# STATED PROBLEM:
Where a line holds "JSON", copy it.

# RECORDS FOR THE EXERCISE:
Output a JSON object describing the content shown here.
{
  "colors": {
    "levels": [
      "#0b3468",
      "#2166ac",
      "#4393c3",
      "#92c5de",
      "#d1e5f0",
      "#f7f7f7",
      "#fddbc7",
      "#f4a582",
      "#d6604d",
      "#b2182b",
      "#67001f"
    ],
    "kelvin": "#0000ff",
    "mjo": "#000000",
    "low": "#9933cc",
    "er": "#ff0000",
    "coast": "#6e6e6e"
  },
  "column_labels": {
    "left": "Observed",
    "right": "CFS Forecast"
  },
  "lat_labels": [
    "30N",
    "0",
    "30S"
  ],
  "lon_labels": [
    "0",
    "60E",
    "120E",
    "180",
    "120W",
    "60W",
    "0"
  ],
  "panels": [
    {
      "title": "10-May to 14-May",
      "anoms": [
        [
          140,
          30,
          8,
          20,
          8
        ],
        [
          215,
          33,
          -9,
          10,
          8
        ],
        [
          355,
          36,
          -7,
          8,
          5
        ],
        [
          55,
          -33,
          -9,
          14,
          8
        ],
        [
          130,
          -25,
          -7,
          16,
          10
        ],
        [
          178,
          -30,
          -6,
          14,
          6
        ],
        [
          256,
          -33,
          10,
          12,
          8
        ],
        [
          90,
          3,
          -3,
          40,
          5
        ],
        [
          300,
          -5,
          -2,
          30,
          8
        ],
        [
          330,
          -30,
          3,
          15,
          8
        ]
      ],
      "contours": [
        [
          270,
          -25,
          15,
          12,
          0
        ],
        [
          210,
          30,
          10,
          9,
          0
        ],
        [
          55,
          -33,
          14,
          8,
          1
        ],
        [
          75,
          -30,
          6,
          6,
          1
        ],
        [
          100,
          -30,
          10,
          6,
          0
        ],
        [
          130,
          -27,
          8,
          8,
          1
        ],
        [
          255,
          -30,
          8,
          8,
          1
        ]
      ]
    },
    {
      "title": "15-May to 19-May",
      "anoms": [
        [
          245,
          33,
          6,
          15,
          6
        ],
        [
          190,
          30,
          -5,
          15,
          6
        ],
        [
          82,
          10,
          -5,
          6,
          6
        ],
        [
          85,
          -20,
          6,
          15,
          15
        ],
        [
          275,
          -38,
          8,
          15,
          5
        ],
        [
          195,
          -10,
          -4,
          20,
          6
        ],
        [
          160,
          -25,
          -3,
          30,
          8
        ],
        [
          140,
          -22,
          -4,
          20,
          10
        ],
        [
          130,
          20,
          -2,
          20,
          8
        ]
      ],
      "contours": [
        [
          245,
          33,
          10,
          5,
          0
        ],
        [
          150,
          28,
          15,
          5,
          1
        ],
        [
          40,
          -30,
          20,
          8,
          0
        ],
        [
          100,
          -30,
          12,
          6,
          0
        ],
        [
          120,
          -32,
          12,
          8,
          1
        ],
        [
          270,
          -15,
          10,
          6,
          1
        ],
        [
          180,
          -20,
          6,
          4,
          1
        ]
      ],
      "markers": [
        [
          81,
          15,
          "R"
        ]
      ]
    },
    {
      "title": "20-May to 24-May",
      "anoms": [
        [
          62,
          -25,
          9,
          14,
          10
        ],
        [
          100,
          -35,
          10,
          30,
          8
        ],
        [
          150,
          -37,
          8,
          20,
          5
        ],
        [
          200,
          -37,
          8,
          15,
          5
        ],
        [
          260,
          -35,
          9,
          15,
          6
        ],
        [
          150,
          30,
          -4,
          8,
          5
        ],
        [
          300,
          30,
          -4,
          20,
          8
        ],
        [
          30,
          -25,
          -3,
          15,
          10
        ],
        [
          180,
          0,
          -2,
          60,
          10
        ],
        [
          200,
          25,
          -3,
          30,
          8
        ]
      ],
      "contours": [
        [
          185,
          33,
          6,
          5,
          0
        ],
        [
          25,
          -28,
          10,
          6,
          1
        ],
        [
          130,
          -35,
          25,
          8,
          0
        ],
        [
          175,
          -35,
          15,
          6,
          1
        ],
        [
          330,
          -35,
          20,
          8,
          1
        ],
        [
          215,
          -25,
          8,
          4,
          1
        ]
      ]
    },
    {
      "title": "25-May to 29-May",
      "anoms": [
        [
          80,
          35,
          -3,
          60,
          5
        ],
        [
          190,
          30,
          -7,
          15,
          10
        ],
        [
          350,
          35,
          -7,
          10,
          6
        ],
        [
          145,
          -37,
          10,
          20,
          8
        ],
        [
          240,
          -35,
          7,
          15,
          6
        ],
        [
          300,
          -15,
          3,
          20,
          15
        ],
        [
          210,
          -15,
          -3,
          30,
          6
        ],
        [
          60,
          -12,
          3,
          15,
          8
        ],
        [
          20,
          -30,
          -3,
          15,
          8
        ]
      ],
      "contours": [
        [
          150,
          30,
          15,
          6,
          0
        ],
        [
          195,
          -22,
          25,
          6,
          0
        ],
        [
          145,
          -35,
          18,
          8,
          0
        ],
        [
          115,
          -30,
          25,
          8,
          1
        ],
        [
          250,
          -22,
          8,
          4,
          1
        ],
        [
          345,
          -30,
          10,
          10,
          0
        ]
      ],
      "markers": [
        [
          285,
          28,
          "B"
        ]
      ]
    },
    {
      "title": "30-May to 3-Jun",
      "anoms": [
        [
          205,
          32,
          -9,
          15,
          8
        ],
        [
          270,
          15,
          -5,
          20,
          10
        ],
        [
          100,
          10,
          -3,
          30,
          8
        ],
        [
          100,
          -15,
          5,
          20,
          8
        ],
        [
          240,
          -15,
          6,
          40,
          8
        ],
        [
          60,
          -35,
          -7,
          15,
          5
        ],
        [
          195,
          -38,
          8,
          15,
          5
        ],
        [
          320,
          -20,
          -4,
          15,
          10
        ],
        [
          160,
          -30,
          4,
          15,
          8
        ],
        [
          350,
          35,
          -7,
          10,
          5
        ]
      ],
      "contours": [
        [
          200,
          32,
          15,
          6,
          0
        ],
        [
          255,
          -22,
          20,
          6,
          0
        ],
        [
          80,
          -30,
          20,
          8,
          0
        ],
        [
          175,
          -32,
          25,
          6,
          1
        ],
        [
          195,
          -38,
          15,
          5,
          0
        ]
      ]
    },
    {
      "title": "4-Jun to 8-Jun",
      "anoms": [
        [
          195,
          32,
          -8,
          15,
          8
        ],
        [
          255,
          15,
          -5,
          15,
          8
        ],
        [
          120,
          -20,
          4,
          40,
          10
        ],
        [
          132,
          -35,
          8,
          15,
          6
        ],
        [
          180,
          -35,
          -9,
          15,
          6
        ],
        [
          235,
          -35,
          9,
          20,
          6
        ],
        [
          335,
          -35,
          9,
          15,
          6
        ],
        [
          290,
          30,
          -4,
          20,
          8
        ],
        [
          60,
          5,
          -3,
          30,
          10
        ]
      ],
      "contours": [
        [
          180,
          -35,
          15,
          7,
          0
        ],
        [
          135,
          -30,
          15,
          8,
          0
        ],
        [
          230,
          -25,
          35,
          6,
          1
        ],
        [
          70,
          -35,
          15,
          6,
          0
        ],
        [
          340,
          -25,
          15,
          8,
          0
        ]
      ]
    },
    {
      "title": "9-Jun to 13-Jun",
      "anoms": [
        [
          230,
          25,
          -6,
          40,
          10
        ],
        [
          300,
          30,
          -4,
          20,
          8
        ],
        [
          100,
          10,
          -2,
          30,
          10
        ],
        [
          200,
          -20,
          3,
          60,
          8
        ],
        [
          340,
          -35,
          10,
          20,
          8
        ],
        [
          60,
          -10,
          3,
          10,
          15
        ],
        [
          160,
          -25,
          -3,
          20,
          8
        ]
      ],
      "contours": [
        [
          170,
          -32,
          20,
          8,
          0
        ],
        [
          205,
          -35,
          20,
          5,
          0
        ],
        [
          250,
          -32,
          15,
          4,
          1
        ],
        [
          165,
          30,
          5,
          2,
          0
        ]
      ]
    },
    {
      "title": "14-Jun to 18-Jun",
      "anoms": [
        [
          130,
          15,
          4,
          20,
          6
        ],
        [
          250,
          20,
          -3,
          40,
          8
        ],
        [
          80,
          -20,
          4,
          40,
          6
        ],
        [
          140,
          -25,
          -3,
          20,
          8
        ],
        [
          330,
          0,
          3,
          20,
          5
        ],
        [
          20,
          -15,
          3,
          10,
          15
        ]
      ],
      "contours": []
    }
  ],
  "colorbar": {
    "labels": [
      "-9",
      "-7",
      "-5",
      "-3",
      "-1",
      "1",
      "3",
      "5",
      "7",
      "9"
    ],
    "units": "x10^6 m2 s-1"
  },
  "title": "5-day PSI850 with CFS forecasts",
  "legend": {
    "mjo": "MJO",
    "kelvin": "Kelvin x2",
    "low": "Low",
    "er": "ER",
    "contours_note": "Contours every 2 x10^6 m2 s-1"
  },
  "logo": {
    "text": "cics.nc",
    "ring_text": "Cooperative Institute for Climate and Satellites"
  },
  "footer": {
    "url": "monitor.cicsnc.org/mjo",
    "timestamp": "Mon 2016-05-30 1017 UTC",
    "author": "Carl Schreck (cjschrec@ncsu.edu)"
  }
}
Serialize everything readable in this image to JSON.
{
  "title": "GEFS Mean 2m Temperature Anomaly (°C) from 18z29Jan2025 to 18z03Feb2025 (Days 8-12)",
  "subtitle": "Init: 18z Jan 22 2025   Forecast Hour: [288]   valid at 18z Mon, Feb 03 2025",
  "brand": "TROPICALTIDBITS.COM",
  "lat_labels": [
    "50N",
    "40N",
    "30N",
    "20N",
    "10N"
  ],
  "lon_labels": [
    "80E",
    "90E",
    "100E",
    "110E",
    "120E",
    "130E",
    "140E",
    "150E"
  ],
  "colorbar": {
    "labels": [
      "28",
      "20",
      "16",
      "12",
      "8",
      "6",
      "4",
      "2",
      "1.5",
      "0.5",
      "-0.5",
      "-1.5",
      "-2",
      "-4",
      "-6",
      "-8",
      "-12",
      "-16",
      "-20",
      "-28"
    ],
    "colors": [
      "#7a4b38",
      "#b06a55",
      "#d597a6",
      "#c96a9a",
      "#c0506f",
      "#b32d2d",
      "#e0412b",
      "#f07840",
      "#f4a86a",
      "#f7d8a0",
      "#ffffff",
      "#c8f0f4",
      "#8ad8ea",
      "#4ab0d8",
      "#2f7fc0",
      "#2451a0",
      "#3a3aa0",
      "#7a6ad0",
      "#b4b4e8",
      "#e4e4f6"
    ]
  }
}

# WORKED SOLUTION:
Output a JSON object describing the content shown here.
Serialize everything readable in this image to JSON.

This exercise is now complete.